── DATA PROVIDED

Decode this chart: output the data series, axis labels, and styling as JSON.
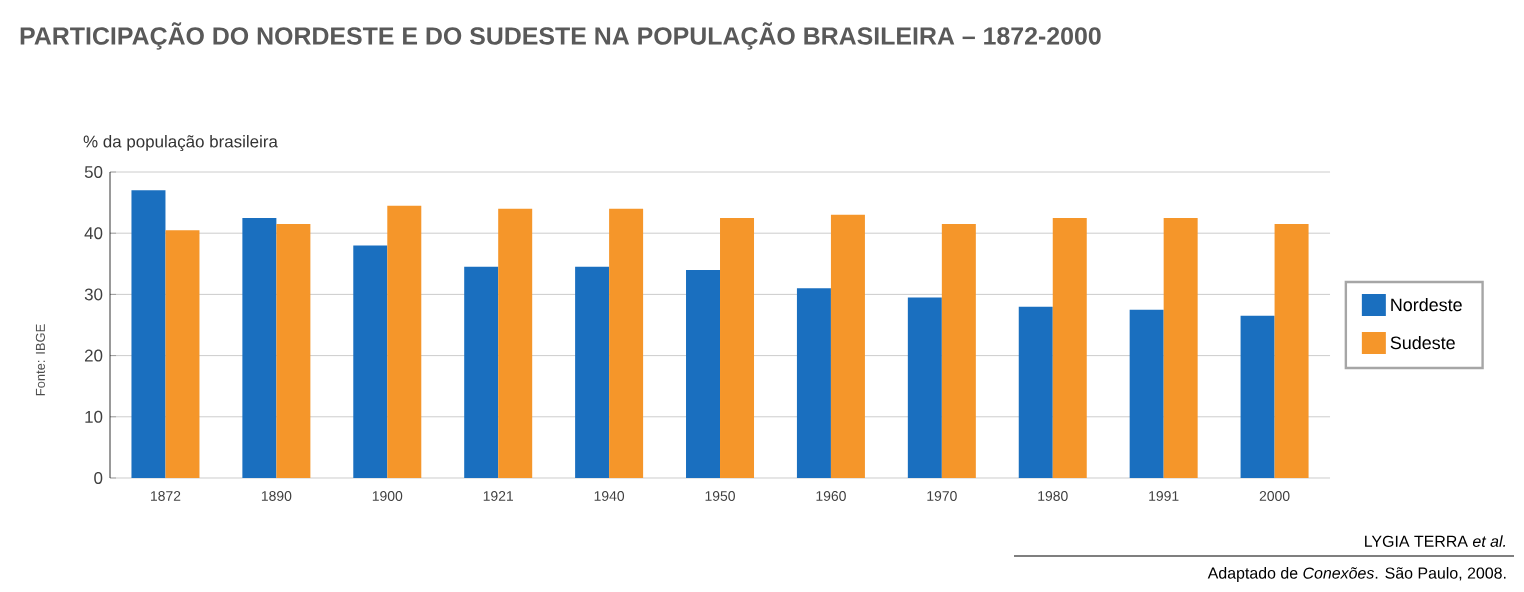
{
  "chart_data": {
    "type": "bar",
    "title": "PARTICIPAÇÃO DO NORDESTE E DO SUDESTE NA POPULAÇÃO BRASILEIRA – 1872-2000",
    "ylabel": "% da população brasileira",
    "categories": [
      "1872",
      "1890",
      "1900",
      "1921",
      "1940",
      "1950",
      "1960",
      "1970",
      "1980",
      "1991",
      "2000"
    ],
    "series": [
      {
        "name": "Nordeste",
        "color": "#1a6fbf",
        "values": [
          47,
          42.5,
          38,
          34.5,
          34.5,
          34,
          31,
          29.5,
          28,
          27.5,
          26.5
        ]
      },
      {
        "name": "Sudeste",
        "color": "#f5962a",
        "values": [
          40.5,
          41.5,
          44.5,
          44,
          44,
          42.5,
          43,
          41.5,
          42.5,
          42.5,
          41.5
        ]
      }
    ],
    "ylim": [
      0,
      50
    ],
    "yticks": [
      0,
      10,
      20,
      30,
      40,
      50
    ],
    "grid": "y",
    "legend": "right",
    "annotations": [
      "Fonte: IBGE",
      "LYGIA TERRA *et al.*",
      "Adaptado de *Conexões*. São Paulo, 2008."
    ]
  }
}
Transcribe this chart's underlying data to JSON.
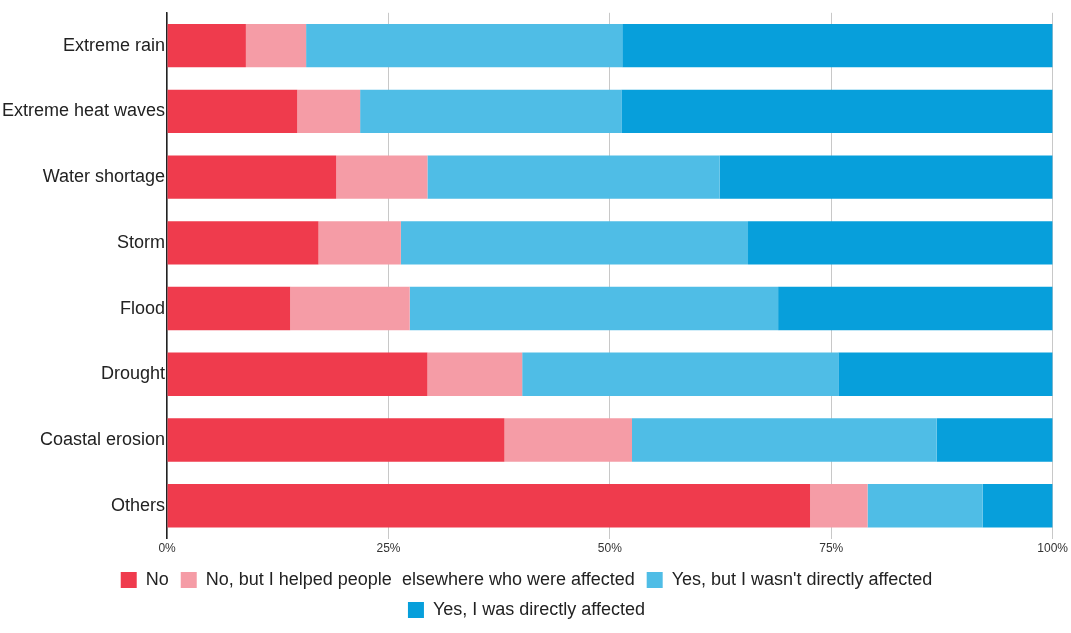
{
  "chart_data": {
    "type": "bar",
    "orientation": "horizontal",
    "stacked": true,
    "categories": [
      "Extreme rain",
      "Extreme heat waves",
      "Water shortage",
      "Storm",
      "Flood",
      "Drought",
      "Coastal erosion",
      "Others"
    ],
    "series": [
      {
        "name": "No",
        "color": "#ef3b4d",
        "values": [
          8.9,
          14.7,
          19.1,
          17.1,
          13.9,
          29.4,
          38.1,
          72.6
        ]
      },
      {
        "name": "No, but I helped people  elsewhere who were affected",
        "color": "#f59ca6",
        "values": [
          6.8,
          7.1,
          10.3,
          9.3,
          13.5,
          10.7,
          14.4,
          6.5
        ]
      },
      {
        "name": "Yes, but I wasn't directly affected",
        "color": "#4fbde6",
        "values": [
          35.7,
          29.5,
          33.0,
          39.2,
          41.6,
          35.7,
          34.4,
          13.0
        ]
      },
      {
        "name": "Yes, I was directly affected",
        "color": "#079fdb",
        "values": [
          48.6,
          48.7,
          37.6,
          34.4,
          31.0,
          24.2,
          13.1,
          7.9
        ]
      }
    ],
    "xlim": [
      0,
      100
    ],
    "xticks": [
      {
        "value": 0,
        "label": "0%"
      },
      {
        "value": 25,
        "label": "25%"
      },
      {
        "value": 50,
        "label": "50%"
      },
      {
        "value": 75,
        "label": "75%"
      },
      {
        "value": 100,
        "label": "100%"
      }
    ],
    "grid": "x",
    "legend": "bottom"
  }
}
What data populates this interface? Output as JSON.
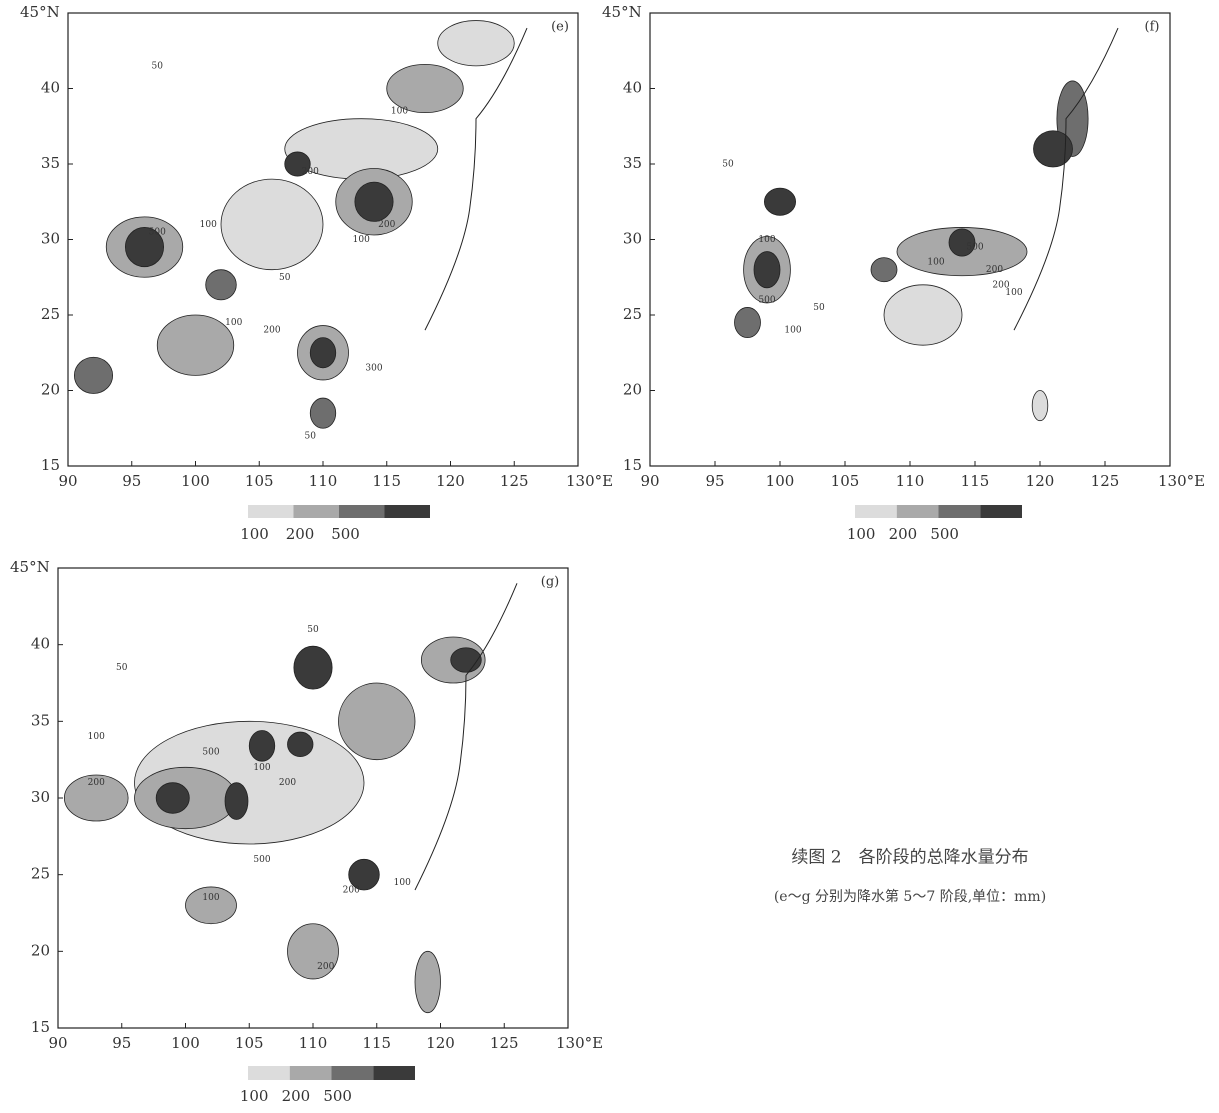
{
  "panels": [
    {
      "label": "(e)",
      "xticks": [
        90,
        95,
        100,
        105,
        110,
        115,
        120,
        125,
        {
          "value": 130,
          "label": "130°E"
        }
      ],
      "yticks": [
        15,
        20,
        25,
        30,
        35,
        40,
        {
          "value": 45,
          "label": "45°N"
        }
      ],
      "contour_labels": [
        "50",
        "100",
        "200",
        "500",
        "100",
        "200",
        "50",
        "100",
        "300",
        "50",
        "200",
        "100"
      ],
      "legend": [
        "100",
        "200",
        "500"
      ]
    },
    {
      "label": "(f)",
      "xticks": [
        90,
        95,
        100,
        105,
        110,
        115,
        120,
        125,
        {
          "value": 130,
          "label": "130°E"
        }
      ],
      "yticks": [
        15,
        20,
        25,
        30,
        35,
        40,
        {
          "value": 45,
          "label": "45°N"
        }
      ],
      "contour_labels": [
        "50",
        "100",
        "500",
        "100",
        "200",
        "50",
        "100",
        "500",
        "200",
        "100"
      ],
      "legend": [
        "100",
        "200",
        "500"
      ]
    },
    {
      "label": "(g)",
      "xticks": [
        90,
        95,
        100,
        105,
        110,
        115,
        120,
        125,
        {
          "value": 130,
          "label": "130°E"
        }
      ],
      "yticks": [
        15,
        20,
        25,
        30,
        35,
        40,
        {
          "value": 45,
          "label": "45°N"
        }
      ],
      "contour_labels": [
        "50",
        "100",
        "200",
        "500",
        "100",
        "200",
        "500",
        "100",
        "200",
        "50",
        "100",
        "200"
      ],
      "legend": [
        "100",
        "200",
        "500"
      ]
    }
  ],
  "caption": {
    "title": "续图 2　各阶段的总降水量分布",
    "note": "(e～g 分别为降水第 5～7 阶段,单位：mm)"
  }
}
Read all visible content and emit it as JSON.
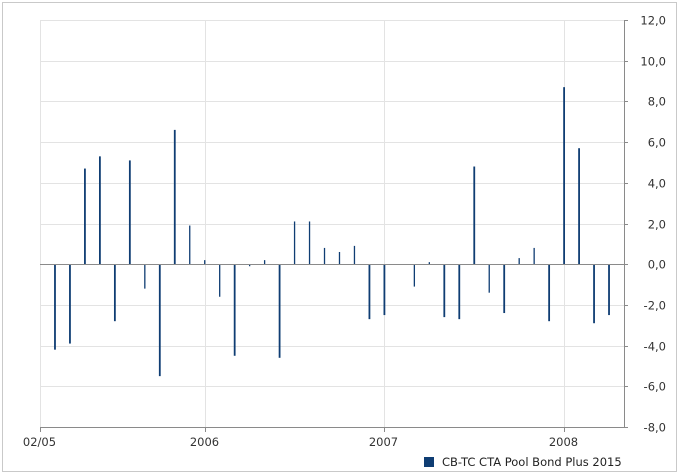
{
  "chart_data": {
    "type": "bar",
    "title": "",
    "xlabel": "",
    "ylabel": "",
    "ylim": [
      -8.0,
      12.0
    ],
    "y_ticks": [
      12.0,
      10.0,
      8.0,
      6.0,
      4.0,
      2.0,
      0.0,
      -2.0,
      -4.0,
      -6.0,
      -8.0
    ],
    "y_tick_labels": [
      "12,0",
      "10,0",
      "8,0",
      "6,0",
      "4,0",
      "2,0",
      "0,0",
      "-2,0",
      "-4,0",
      "-6,0",
      "-8,0"
    ],
    "x_range": [
      "2005-02",
      "2008-05"
    ],
    "x_ticks": [
      {
        "label": "02/05",
        "date": "2005-02"
      },
      {
        "label": "2006",
        "date": "2006-01"
      },
      {
        "label": "2007",
        "date": "2007-01"
      },
      {
        "label": "2008",
        "date": "2008-01"
      }
    ],
    "grid": true,
    "legend_position": "bottom-right",
    "colors": {
      "bar": "#0f3d73",
      "grid": "#e3e3e3",
      "axis": "#8a8a8a"
    },
    "series": [
      {
        "name": "CB-TC CTA Pool Bond Plus 2015",
        "points": [
          {
            "date": "2005-03",
            "value": -4.2
          },
          {
            "date": "2005-04",
            "value": -3.9
          },
          {
            "date": "2005-05",
            "value": 4.7
          },
          {
            "date": "2005-06",
            "value": 5.3
          },
          {
            "date": "2005-07",
            "value": -2.8
          },
          {
            "date": "2005-08",
            "value": 5.1
          },
          {
            "date": "2005-09",
            "value": -1.2
          },
          {
            "date": "2005-10",
            "value": -5.5
          },
          {
            "date": "2005-11",
            "value": 6.6
          },
          {
            "date": "2005-12",
            "value": 1.9
          },
          {
            "date": "2006-01",
            "value": 0.2
          },
          {
            "date": "2006-02",
            "value": -1.6
          },
          {
            "date": "2006-03",
            "value": -4.5
          },
          {
            "date": "2006-04",
            "value": -0.1
          },
          {
            "date": "2006-05",
            "value": 0.2
          },
          {
            "date": "2006-06",
            "value": -4.6
          },
          {
            "date": "2006-07",
            "value": 2.1
          },
          {
            "date": "2006-08",
            "value": 2.1
          },
          {
            "date": "2006-09",
            "value": 0.8
          },
          {
            "date": "2006-10",
            "value": 0.6
          },
          {
            "date": "2006-11",
            "value": 0.9
          },
          {
            "date": "2006-12",
            "value": -2.7
          },
          {
            "date": "2007-01",
            "value": -2.5
          },
          {
            "date": "2007-02",
            "value": 0.0
          },
          {
            "date": "2007-03",
            "value": -1.1
          },
          {
            "date": "2007-04",
            "value": 0.1
          },
          {
            "date": "2007-05",
            "value": -2.6
          },
          {
            "date": "2007-06",
            "value": -2.7
          },
          {
            "date": "2007-07",
            "value": 4.8
          },
          {
            "date": "2007-08",
            "value": -1.4
          },
          {
            "date": "2007-09",
            "value": -2.4
          },
          {
            "date": "2007-10",
            "value": 0.3
          },
          {
            "date": "2007-11",
            "value": 0.8
          },
          {
            "date": "2007-12",
            "value": -2.8
          },
          {
            "date": "2008-01",
            "value": 8.7
          },
          {
            "date": "2008-02",
            "value": 5.7
          },
          {
            "date": "2008-03",
            "value": -2.9
          },
          {
            "date": "2008-04",
            "value": -2.5
          }
        ]
      }
    ]
  }
}
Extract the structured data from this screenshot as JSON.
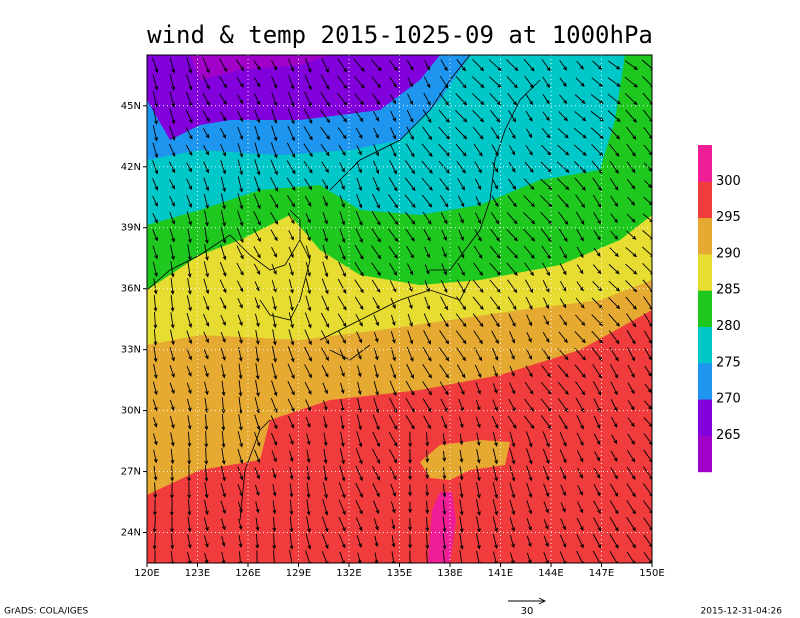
{
  "chart_data": {
    "type": "map",
    "title": "wind & temp 2015-1025-09 at 1000hPa",
    "xlim": [
      120,
      150
    ],
    "ylim": [
      22.5,
      47.5
    ],
    "xticks": [
      {
        "value": 120,
        "label": "120E"
      },
      {
        "value": 123,
        "label": "123E"
      },
      {
        "value": 126,
        "label": "126E"
      },
      {
        "value": 129,
        "label": "129E"
      },
      {
        "value": 132,
        "label": "132E"
      },
      {
        "value": 135,
        "label": "135E"
      },
      {
        "value": 138,
        "label": "138E"
      },
      {
        "value": 141,
        "label": "141E"
      },
      {
        "value": 144,
        "label": "144E"
      },
      {
        "value": 147,
        "label": "147E"
      },
      {
        "value": 150,
        "label": "150E"
      }
    ],
    "yticks": [
      {
        "value": 24,
        "label": "24N"
      },
      {
        "value": 27,
        "label": "27N"
      },
      {
        "value": 30,
        "label": "30N"
      },
      {
        "value": 33,
        "label": "33N"
      },
      {
        "value": 36,
        "label": "36N"
      },
      {
        "value": 39,
        "label": "39N"
      },
      {
        "value": 42,
        "label": "42N"
      },
      {
        "value": 45,
        "label": "45N"
      }
    ],
    "grid": true,
    "colorbar": {
      "levels": [
        265,
        270,
        275,
        280,
        285,
        290,
        295,
        300
      ],
      "colors": [
        "#a000c8",
        "#8200dc",
        "#1e96f0",
        "#00c8c8",
        "#1ec81e",
        "#e6dc32",
        "#e6aa32",
        "#f03c3c",
        "#f01e96"
      ]
    },
    "vector_reference": 30,
    "footer_left": "GrADS: COLA/IGES",
    "footer_right": "2015-12-31-04:26"
  }
}
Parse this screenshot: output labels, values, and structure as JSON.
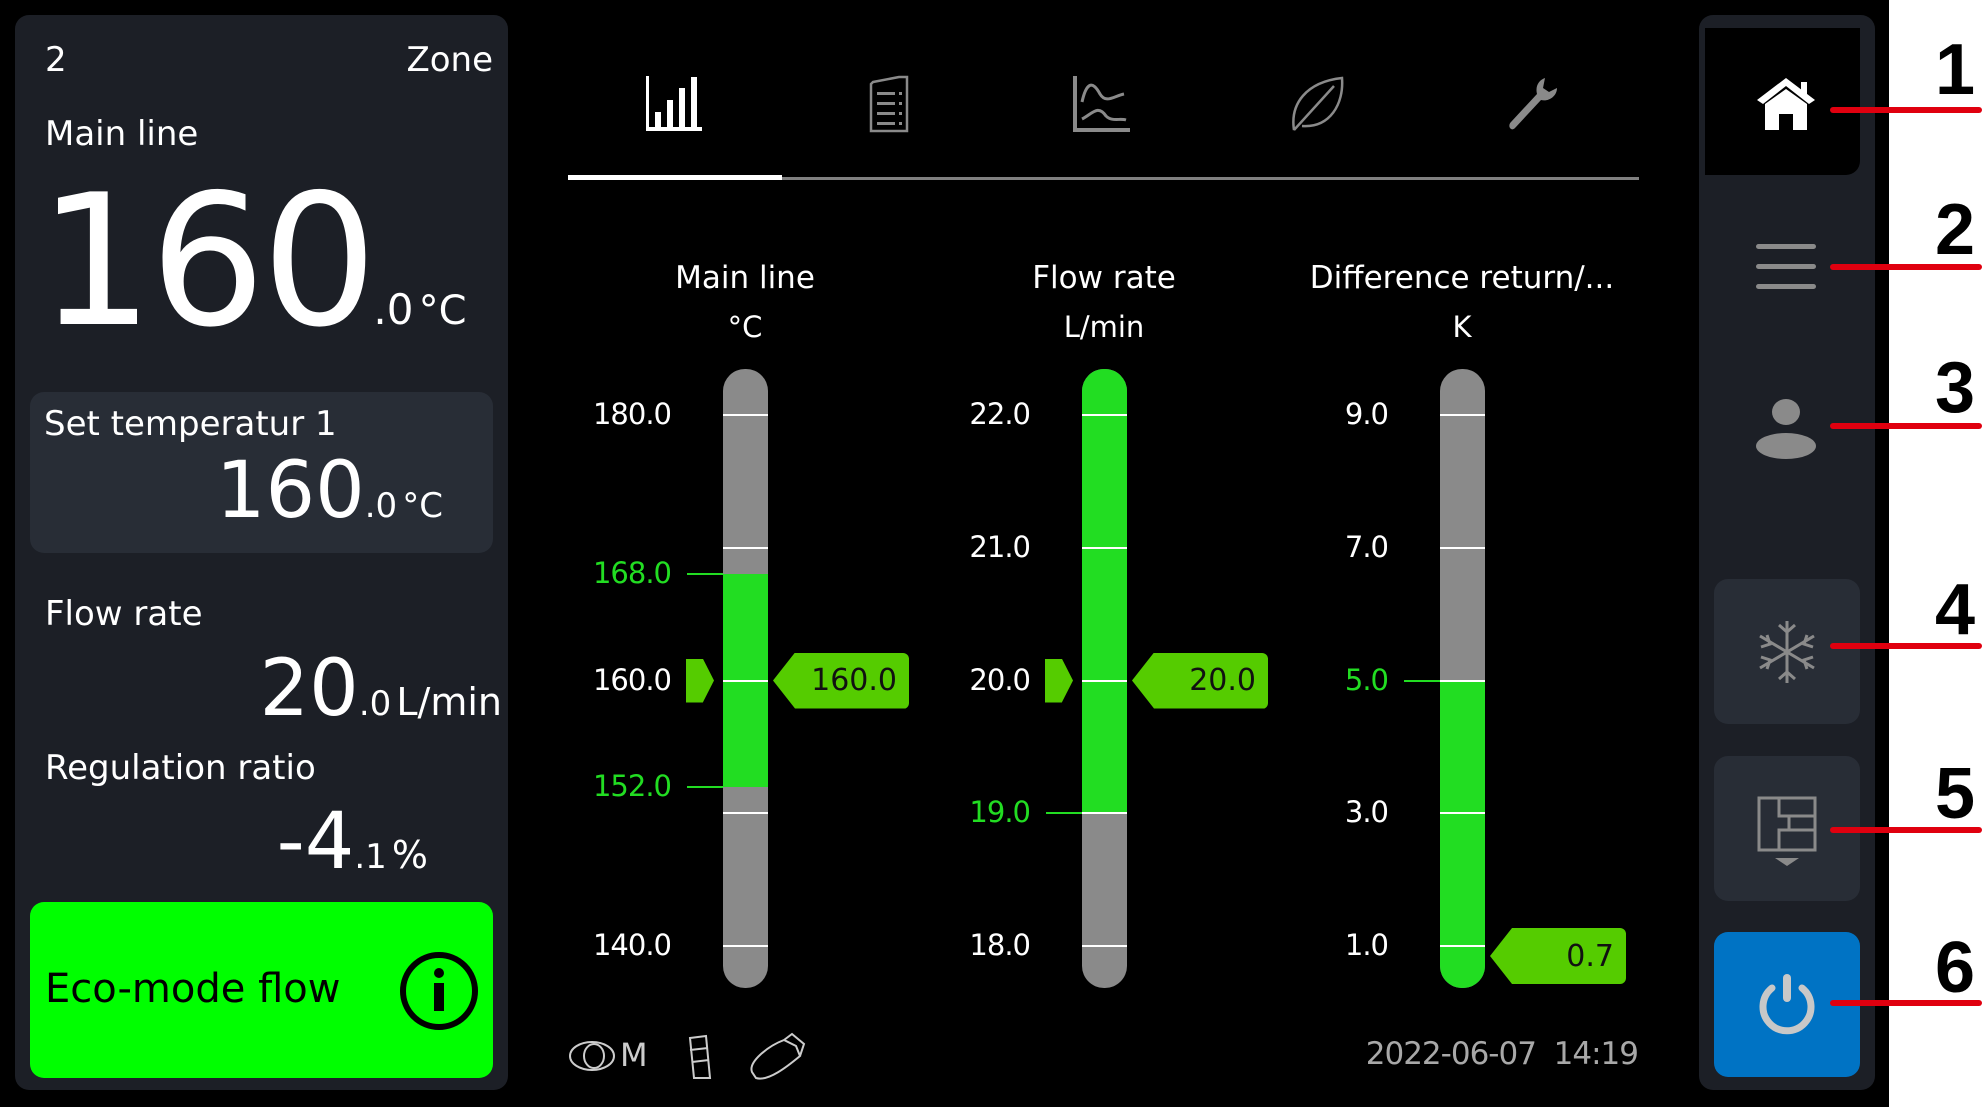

────

__REQUIRED TASK__:
Take every line that includes the string "title" and copy it.

__EXERCISE SOLUTION__:
    "title": "PARTICIPAÇÃO DO NORDESTE E DO SUDESTE NA POPULAÇÃO BRASILEIRA – 1872-2000",
    "title": "续图 2　各阶段的总降水量分布",
    "title": "",
    "title": "wind & temp 2015-1025-09 at 1000hPa",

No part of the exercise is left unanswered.